(Records about charts and figures)
- - - - - - -
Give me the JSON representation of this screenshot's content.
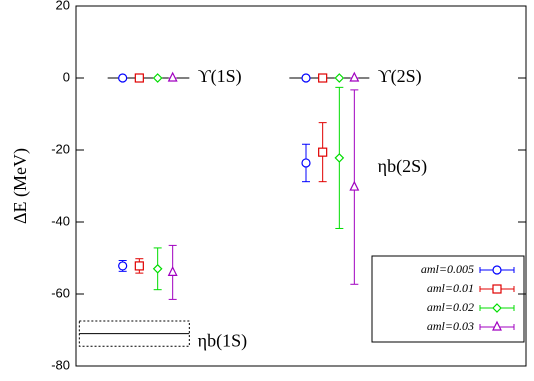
{
  "chart_data": {
    "type": "errorbar-scatter",
    "ylabel": "ΔE (MeV)",
    "xlim": [
      0,
      27
    ],
    "ylim": [
      -80,
      20
    ],
    "yticks": [
      -80,
      -60,
      -40,
      -20,
      0,
      20
    ],
    "series": [
      {
        "name": "aml=0.005",
        "color": "#0000ff",
        "marker": "circle",
        "x": [
          2.8,
          13.8,
          2.8,
          13.8
        ],
        "values": [
          0,
          0,
          -52.2,
          -23.6
        ],
        "errors": [
          0,
          0,
          1.5,
          5.2
        ]
      },
      {
        "name": "aml=0.01",
        "color": "#e00000",
        "marker": "square",
        "x": [
          3.8,
          14.8,
          3.8,
          14.8
        ],
        "values": [
          0,
          0,
          -52.2,
          -20.6
        ],
        "errors": [
          0,
          0,
          2,
          8.2
        ]
      },
      {
        "name": "aml=0.02",
        "color": "#00dd00",
        "marker": "diamond",
        "x": [
          4.9,
          15.8,
          4.9,
          15.8
        ],
        "values": [
          0,
          0,
          -53,
          -22.2
        ],
        "errors": [
          0,
          0,
          5.8,
          19.6
        ]
      },
      {
        "name": "aml=0.03",
        "color": "#a000c0",
        "marker": "triangle",
        "x": [
          5.8,
          16.7,
          5.8,
          16.7
        ],
        "values": [
          0,
          0,
          -54,
          -30.3
        ],
        "errors": [
          0,
          0,
          7.5,
          27
        ]
      }
    ],
    "reference_lines": [
      {
        "value": 0,
        "x": [
          1.9,
          6.8
        ]
      },
      {
        "value": 0,
        "x": [
          12.8,
          17.6
        ]
      }
    ],
    "experiment": {
      "value": -71,
      "error": 3.5,
      "x": [
        0.2,
        6.8
      ]
    },
    "annotations": [
      {
        "text": "ϒ(1S)",
        "x": 7.3,
        "y": 0
      },
      {
        "text": "ϒ(2S)",
        "x": 18.1,
        "y": 0
      },
      {
        "text": "ηb(2S)",
        "x": 18.1,
        "y": -25
      },
      {
        "text": "ηb(1S)",
        "x": 7.3,
        "y": -73.5
      }
    ]
  }
}
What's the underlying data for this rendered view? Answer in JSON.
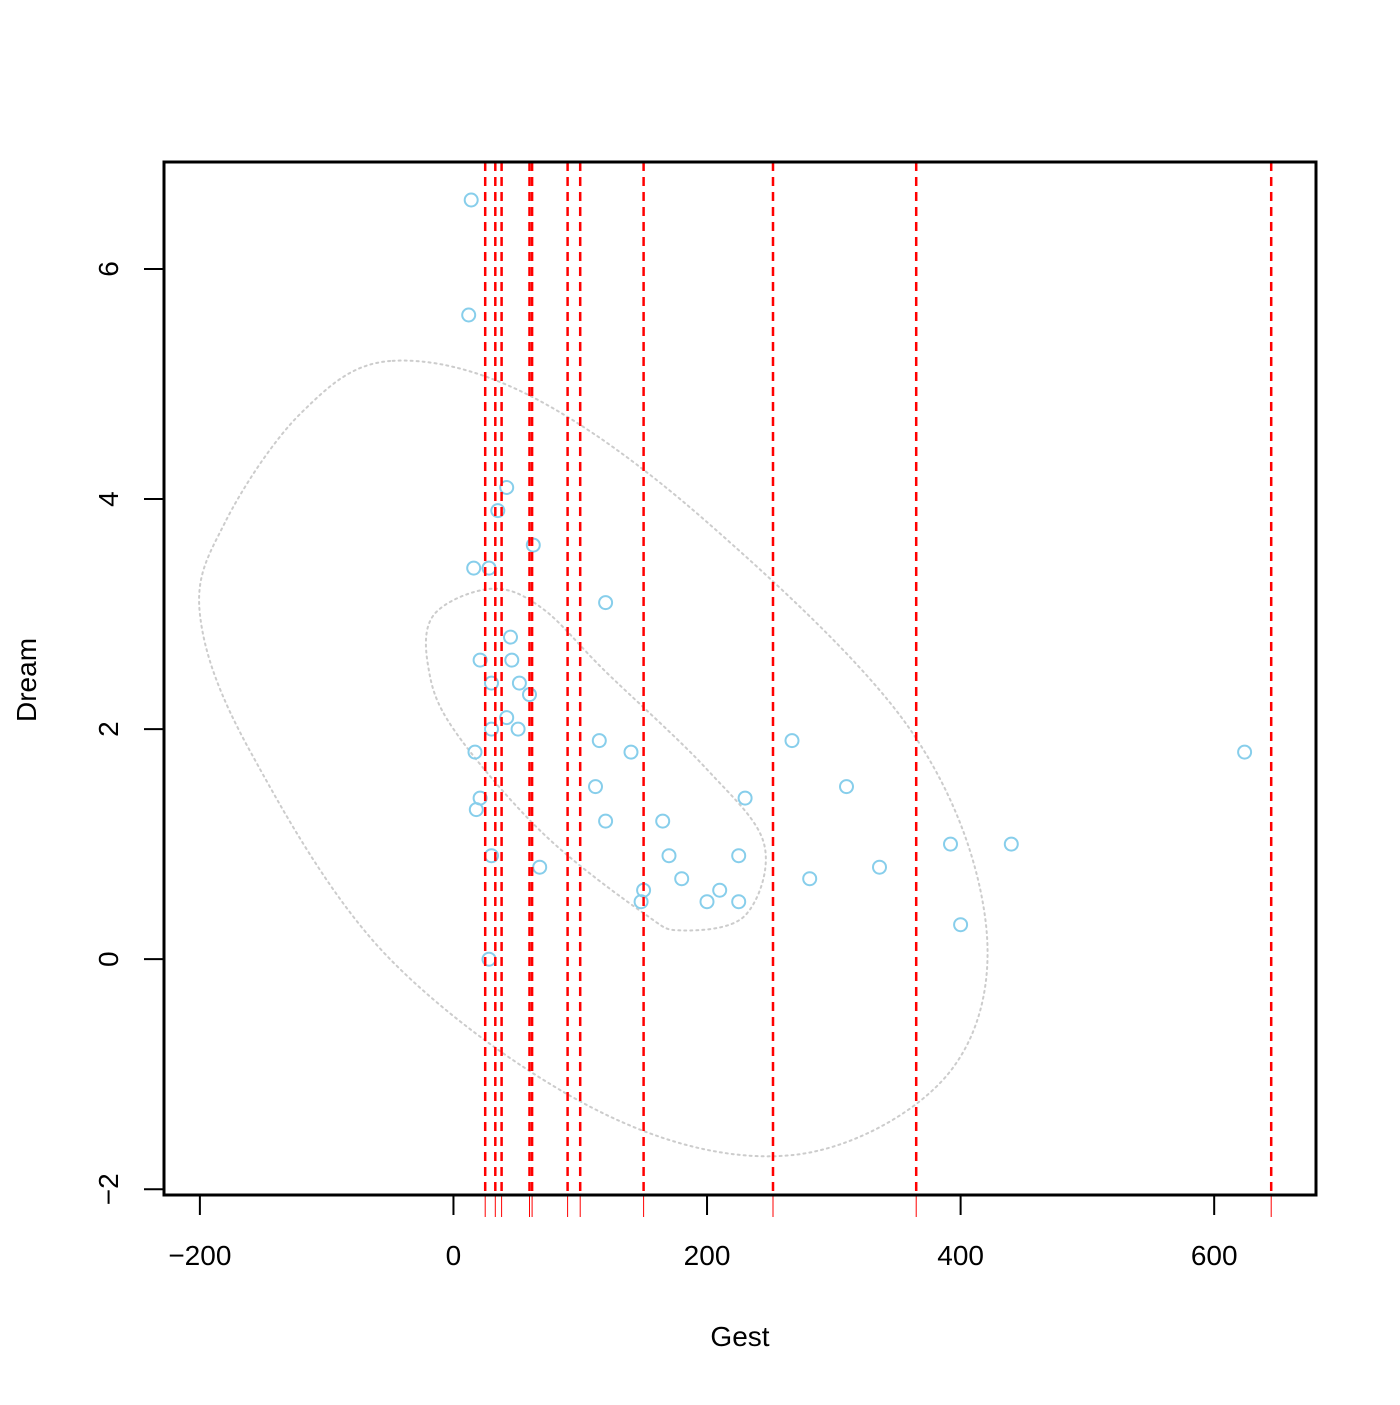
{
  "chart_data": {
    "type": "scatter",
    "title": "",
    "xlabel": "Gest",
    "ylabel": "Dream",
    "xlim": [
      -228.3,
      680.3
    ],
    "ylim": [
      -2.05,
      6.93
    ],
    "grid": false,
    "x_ticks": [
      -200,
      0,
      200,
      400,
      600
    ],
    "x_tick_labels": [
      "−200",
      "0",
      "200",
      "400",
      "600"
    ],
    "y_ticks": [
      -2,
      0,
      2,
      4,
      6
    ],
    "y_tick_labels": [
      "−2",
      "0",
      "2",
      "4",
      "6"
    ],
    "colors": {
      "points": "#87ceeb",
      "vlines": "#ff0000",
      "ellipses": "#cccccc",
      "axes": "#000000"
    },
    "series": [
      {
        "marker": "open-circle",
        "x": [
          14,
          12,
          42,
          35,
          63,
          16,
          28,
          120,
          45,
          46,
          21,
          30,
          52,
          60,
          42,
          30,
          51,
          17,
          21,
          18,
          30,
          28,
          115,
          140,
          112,
          120,
          165,
          170,
          180,
          150,
          148,
          200,
          210,
          225,
          225,
          230,
          267,
          281,
          310,
          336,
          392,
          400,
          440,
          624,
          68
        ],
        "y": [
          6.6,
          5.6,
          4.1,
          3.9,
          3.6,
          3.4,
          3.4,
          3.1,
          2.8,
          2.6,
          2.6,
          2.4,
          2.4,
          2.3,
          2.1,
          2.0,
          2.0,
          1.8,
          1.4,
          1.3,
          0.9,
          0.0,
          1.9,
          1.8,
          1.5,
          1.2,
          1.2,
          0.9,
          0.7,
          0.6,
          0.5,
          0.5,
          0.6,
          0.9,
          0.5,
          1.4,
          1.9,
          0.7,
          1.5,
          0.8,
          1.0,
          0.3,
          1.0,
          1.8,
          0.8
        ]
      }
    ],
    "vlines": {
      "style": "dashed",
      "x": [
        25,
        33,
        38,
        60,
        62,
        90,
        100,
        150,
        252,
        365,
        645
      ]
    },
    "ellipses": [
      {
        "style": "dotted",
        "points": [
          [
            -50,
            5.2
          ],
          [
            -120,
            4.75
          ],
          [
            -180,
            3.8
          ],
          [
            -200,
            3.0
          ],
          [
            -160,
            1.8
          ],
          [
            -50,
            0.0
          ],
          [
            120,
            -1.35
          ],
          [
            270,
            -1.7
          ],
          [
            390,
            -1.0
          ],
          [
            420,
            0.3
          ],
          [
            360,
            2.0
          ],
          [
            200,
            3.8
          ],
          [
            60,
            4.9
          ],
          [
            -50,
            5.2
          ]
        ]
      },
      {
        "style": "dotted",
        "points": [
          [
            30,
            3.22
          ],
          [
            -15,
            3.0
          ],
          [
            -20,
            2.55
          ],
          [
            0,
            2.0
          ],
          [
            70,
            1.1
          ],
          [
            150,
            0.4
          ],
          [
            180,
            0.25
          ],
          [
            230,
            0.38
          ],
          [
            245,
            1.0
          ],
          [
            200,
            1.65
          ],
          [
            120,
            2.5
          ],
          [
            70,
            3.05
          ],
          [
            30,
            3.22
          ]
        ]
      }
    ]
  }
}
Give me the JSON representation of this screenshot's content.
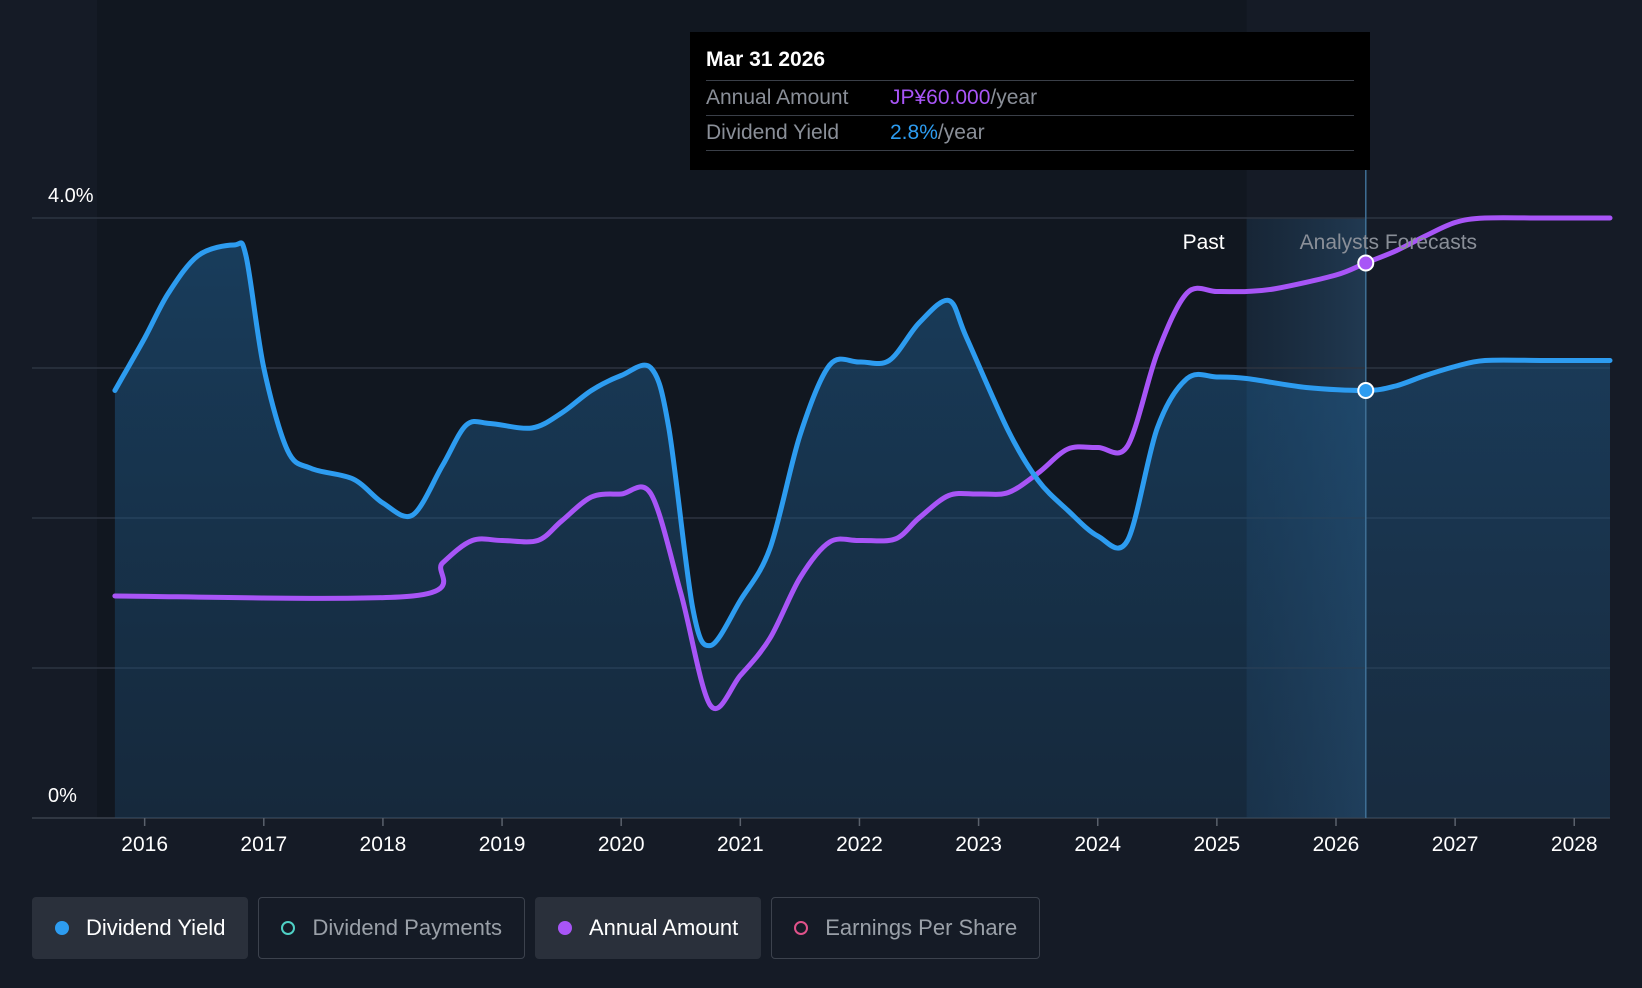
{
  "tooltip": {
    "date": "Mar 31 2026",
    "rows": [
      {
        "label": "Annual Amount",
        "value": "JP¥60.000",
        "unit": "/year"
      },
      {
        "label": "Dividend Yield",
        "value": "2.8%",
        "unit": "/year"
      }
    ]
  },
  "regions": {
    "past": "Past",
    "forecast": "Analysts Forecasts"
  },
  "legend": [
    {
      "label": "Dividend Yield",
      "color": "#2d9cf0",
      "active": true,
      "filled": true
    },
    {
      "label": "Dividend Payments",
      "color": "#4fd1c5",
      "active": false,
      "filled": false
    },
    {
      "label": "Annual Amount",
      "color": "#a855f7",
      "active": true,
      "filled": true
    },
    {
      "label": "Earnings Per Share",
      "color": "#e0528a",
      "active": false,
      "filled": false
    }
  ],
  "chart_data": {
    "type": "line",
    "xlim": [
      2015.6,
      2028.3
    ],
    "ylim": [
      0,
      4.0
    ],
    "ytick_labels": [
      {
        "value": 4.0,
        "label": "4.0%"
      },
      {
        "value": 0,
        "label": "0%"
      }
    ],
    "grid_values": [
      1.0,
      2.0,
      3.0
    ],
    "x_ticks": [
      2016,
      2017,
      2018,
      2019,
      2020,
      2021,
      2022,
      2023,
      2024,
      2025,
      2026,
      2027,
      2028
    ],
    "forecast_start": 2025.25,
    "highlight_x": 2026.25,
    "series": [
      {
        "name": "Dividend Yield",
        "color": "#2d9cf0",
        "unit": "%",
        "points": [
          [
            2015.75,
            2.85
          ],
          [
            2016.0,
            3.2
          ],
          [
            2016.2,
            3.5
          ],
          [
            2016.45,
            3.75
          ],
          [
            2016.75,
            3.82
          ],
          [
            2016.85,
            3.75
          ],
          [
            2017.0,
            3.0
          ],
          [
            2017.2,
            2.45
          ],
          [
            2017.4,
            2.33
          ],
          [
            2017.75,
            2.26
          ],
          [
            2018.0,
            2.1
          ],
          [
            2018.25,
            2.02
          ],
          [
            2018.5,
            2.35
          ],
          [
            2018.7,
            2.62
          ],
          [
            2018.9,
            2.63
          ],
          [
            2019.25,
            2.6
          ],
          [
            2019.5,
            2.7
          ],
          [
            2019.75,
            2.85
          ],
          [
            2020.0,
            2.95
          ],
          [
            2020.25,
            3.0
          ],
          [
            2020.4,
            2.6
          ],
          [
            2020.6,
            1.4
          ],
          [
            2020.75,
            1.15
          ],
          [
            2021.0,
            1.45
          ],
          [
            2021.25,
            1.8
          ],
          [
            2021.5,
            2.55
          ],
          [
            2021.75,
            3.02
          ],
          [
            2022.0,
            3.04
          ],
          [
            2022.25,
            3.05
          ],
          [
            2022.5,
            3.3
          ],
          [
            2022.75,
            3.45
          ],
          [
            2022.9,
            3.2
          ],
          [
            2023.25,
            2.58
          ],
          [
            2023.5,
            2.25
          ],
          [
            2023.75,
            2.05
          ],
          [
            2024.0,
            1.88
          ],
          [
            2024.25,
            1.85
          ],
          [
            2024.5,
            2.6
          ],
          [
            2024.75,
            2.93
          ],
          [
            2025.0,
            2.94
          ],
          [
            2025.25,
            2.93
          ],
          [
            2025.75,
            2.87
          ],
          [
            2026.25,
            2.85
          ],
          [
            2026.5,
            2.88
          ],
          [
            2026.75,
            2.95
          ],
          [
            2027.0,
            3.01
          ],
          [
            2027.25,
            3.05
          ],
          [
            2027.75,
            3.05
          ],
          [
            2028.3,
            3.05
          ]
        ]
      },
      {
        "name": "Annual Amount",
        "color": "#a855f7",
        "unit": "%",
        "points": [
          [
            2015.75,
            1.48
          ],
          [
            2018.25,
            1.48
          ],
          [
            2018.5,
            1.7
          ],
          [
            2018.75,
            1.85
          ],
          [
            2019.0,
            1.85
          ],
          [
            2019.3,
            1.85
          ],
          [
            2019.5,
            1.98
          ],
          [
            2019.75,
            2.14
          ],
          [
            2020.0,
            2.16
          ],
          [
            2020.25,
            2.16
          ],
          [
            2020.5,
            1.5
          ],
          [
            2020.75,
            0.75
          ],
          [
            2021.0,
            0.95
          ],
          [
            2021.25,
            1.2
          ],
          [
            2021.5,
            1.6
          ],
          [
            2021.75,
            1.84
          ],
          [
            2022.0,
            1.85
          ],
          [
            2022.3,
            1.86
          ],
          [
            2022.5,
            2.0
          ],
          [
            2022.75,
            2.15
          ],
          [
            2023.0,
            2.16
          ],
          [
            2023.25,
            2.17
          ],
          [
            2023.5,
            2.3
          ],
          [
            2023.75,
            2.46
          ],
          [
            2024.0,
            2.47
          ],
          [
            2024.25,
            2.48
          ],
          [
            2024.5,
            3.1
          ],
          [
            2024.75,
            3.5
          ],
          [
            2025.0,
            3.51
          ],
          [
            2025.25,
            3.51
          ],
          [
            2025.5,
            3.53
          ],
          [
            2026.0,
            3.62
          ],
          [
            2026.25,
            3.7
          ],
          [
            2026.5,
            3.78
          ],
          [
            2026.75,
            3.88
          ],
          [
            2027.0,
            3.97
          ],
          [
            2027.25,
            4.0
          ],
          [
            2027.75,
            4.0
          ],
          [
            2028.3,
            4.0
          ]
        ]
      }
    ]
  }
}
- - - - - - -
=== Directions for this task ===
Scan the listing above. Collect all lines with the word "scatter".

=== Result ===
    "type": "errorbar-scatter",
    "type": "scatter",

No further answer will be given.